— Short exercise —
Search the listing for "ylabel" and copy every line where it appears.

(Figure dataset records)
#####
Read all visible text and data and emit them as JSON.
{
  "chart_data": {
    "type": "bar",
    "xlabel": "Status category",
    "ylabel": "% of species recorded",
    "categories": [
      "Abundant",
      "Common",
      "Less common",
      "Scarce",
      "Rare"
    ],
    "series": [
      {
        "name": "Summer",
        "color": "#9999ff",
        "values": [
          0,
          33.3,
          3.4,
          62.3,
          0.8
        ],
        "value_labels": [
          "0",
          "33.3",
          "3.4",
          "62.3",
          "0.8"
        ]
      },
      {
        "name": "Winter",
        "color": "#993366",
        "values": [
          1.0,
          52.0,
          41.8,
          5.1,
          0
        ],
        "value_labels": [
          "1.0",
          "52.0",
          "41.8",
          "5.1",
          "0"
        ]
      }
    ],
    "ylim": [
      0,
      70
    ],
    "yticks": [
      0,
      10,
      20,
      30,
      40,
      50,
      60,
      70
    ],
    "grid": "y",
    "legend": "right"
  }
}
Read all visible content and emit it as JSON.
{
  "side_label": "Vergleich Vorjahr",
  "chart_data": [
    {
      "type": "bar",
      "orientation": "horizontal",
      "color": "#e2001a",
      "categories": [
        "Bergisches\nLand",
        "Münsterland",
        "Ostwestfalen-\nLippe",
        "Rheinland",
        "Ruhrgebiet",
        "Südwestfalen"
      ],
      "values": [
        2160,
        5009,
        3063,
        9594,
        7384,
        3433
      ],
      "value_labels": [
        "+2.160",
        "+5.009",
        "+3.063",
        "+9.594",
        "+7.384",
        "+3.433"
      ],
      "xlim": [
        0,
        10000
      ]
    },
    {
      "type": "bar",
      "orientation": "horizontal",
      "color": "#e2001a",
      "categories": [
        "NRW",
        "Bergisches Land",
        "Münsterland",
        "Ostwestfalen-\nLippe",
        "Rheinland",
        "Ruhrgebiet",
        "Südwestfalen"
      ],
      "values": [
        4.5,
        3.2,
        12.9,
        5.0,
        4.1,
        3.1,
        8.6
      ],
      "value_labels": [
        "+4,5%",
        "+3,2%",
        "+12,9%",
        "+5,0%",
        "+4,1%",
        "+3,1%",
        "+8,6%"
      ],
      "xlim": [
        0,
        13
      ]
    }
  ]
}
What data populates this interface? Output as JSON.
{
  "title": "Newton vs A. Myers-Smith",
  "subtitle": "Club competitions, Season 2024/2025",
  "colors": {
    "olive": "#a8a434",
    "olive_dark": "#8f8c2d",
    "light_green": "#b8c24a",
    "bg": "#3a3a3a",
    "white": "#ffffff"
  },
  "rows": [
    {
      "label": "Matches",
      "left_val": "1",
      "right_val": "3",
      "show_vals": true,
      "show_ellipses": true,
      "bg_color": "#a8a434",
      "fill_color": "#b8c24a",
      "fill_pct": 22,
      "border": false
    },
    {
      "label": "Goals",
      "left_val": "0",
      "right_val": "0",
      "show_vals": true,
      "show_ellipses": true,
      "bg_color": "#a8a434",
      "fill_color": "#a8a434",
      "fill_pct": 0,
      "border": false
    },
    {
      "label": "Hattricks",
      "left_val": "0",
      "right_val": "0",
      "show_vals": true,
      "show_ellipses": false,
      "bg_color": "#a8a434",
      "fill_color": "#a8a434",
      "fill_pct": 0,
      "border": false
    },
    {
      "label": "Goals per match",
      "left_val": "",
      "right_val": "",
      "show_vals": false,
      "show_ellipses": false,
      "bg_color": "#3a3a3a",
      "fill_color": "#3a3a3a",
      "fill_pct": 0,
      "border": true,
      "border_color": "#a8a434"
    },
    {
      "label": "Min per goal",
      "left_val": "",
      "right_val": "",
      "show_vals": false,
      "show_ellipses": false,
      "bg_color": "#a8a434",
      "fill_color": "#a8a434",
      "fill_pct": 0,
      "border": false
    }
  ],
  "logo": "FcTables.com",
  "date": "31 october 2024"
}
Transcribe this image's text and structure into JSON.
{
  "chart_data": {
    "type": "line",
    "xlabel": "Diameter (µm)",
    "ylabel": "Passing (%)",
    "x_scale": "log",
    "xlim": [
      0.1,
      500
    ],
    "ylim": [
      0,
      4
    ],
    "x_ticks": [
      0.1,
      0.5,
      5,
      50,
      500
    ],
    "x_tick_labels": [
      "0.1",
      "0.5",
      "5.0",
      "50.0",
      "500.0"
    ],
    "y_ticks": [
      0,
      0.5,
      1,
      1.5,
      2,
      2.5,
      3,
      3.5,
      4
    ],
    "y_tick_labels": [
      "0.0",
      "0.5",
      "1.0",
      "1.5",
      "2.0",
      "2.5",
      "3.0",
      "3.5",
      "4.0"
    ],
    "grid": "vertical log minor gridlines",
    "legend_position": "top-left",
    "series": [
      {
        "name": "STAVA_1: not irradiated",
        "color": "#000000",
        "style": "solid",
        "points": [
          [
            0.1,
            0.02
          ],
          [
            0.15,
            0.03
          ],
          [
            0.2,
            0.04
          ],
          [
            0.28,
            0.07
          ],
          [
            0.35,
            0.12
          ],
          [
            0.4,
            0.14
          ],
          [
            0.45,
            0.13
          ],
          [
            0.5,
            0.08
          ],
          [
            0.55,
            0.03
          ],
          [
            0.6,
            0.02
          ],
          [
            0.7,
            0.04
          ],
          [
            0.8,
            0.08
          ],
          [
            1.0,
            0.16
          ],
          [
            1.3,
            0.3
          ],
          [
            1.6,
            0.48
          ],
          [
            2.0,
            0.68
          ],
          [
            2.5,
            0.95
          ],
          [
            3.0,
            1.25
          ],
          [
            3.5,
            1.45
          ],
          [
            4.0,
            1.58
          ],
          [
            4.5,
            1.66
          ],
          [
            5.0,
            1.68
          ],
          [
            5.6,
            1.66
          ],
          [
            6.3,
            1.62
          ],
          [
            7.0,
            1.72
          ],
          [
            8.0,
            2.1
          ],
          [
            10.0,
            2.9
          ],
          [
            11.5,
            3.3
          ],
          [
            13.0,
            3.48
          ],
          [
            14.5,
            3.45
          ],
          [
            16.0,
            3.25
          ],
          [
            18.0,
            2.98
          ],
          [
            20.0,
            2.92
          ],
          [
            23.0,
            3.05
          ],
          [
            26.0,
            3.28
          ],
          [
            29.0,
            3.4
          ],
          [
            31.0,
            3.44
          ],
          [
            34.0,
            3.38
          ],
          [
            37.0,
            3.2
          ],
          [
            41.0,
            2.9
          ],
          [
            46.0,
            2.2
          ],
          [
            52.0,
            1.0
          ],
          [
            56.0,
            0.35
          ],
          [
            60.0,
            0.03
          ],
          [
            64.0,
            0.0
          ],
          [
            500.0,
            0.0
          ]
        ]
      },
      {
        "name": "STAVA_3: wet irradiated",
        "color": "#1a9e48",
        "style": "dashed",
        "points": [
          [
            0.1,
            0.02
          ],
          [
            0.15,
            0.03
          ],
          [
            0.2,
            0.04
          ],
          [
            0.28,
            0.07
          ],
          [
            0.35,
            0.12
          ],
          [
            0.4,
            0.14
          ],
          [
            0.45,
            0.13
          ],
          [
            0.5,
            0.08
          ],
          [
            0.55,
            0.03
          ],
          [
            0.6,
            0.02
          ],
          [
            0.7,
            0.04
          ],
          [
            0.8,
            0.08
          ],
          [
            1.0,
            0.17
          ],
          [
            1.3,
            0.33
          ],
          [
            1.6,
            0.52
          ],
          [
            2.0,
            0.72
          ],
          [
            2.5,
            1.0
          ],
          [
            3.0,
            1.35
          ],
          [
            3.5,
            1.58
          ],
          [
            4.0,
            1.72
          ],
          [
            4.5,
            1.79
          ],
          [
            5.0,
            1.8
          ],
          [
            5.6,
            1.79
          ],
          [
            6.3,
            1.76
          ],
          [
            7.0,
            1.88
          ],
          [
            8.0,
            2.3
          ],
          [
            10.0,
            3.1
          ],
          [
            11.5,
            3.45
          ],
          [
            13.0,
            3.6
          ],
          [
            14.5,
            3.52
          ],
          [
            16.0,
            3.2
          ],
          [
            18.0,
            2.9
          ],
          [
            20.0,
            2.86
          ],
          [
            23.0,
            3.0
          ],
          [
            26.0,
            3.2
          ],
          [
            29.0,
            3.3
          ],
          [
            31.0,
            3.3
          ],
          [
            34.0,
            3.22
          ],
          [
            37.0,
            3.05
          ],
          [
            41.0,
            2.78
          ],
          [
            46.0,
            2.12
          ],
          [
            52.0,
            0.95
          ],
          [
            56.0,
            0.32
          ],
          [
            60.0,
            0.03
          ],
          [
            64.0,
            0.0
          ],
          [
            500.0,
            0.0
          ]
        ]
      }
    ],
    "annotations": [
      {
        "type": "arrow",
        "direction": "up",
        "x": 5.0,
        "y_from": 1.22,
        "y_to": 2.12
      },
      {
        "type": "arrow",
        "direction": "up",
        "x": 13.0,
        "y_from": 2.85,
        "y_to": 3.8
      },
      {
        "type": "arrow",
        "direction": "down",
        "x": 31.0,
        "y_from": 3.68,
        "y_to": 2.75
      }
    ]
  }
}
#####
— Output —
    "ylabel": "% of species recorded",
    "ylabel": "Passing (%)",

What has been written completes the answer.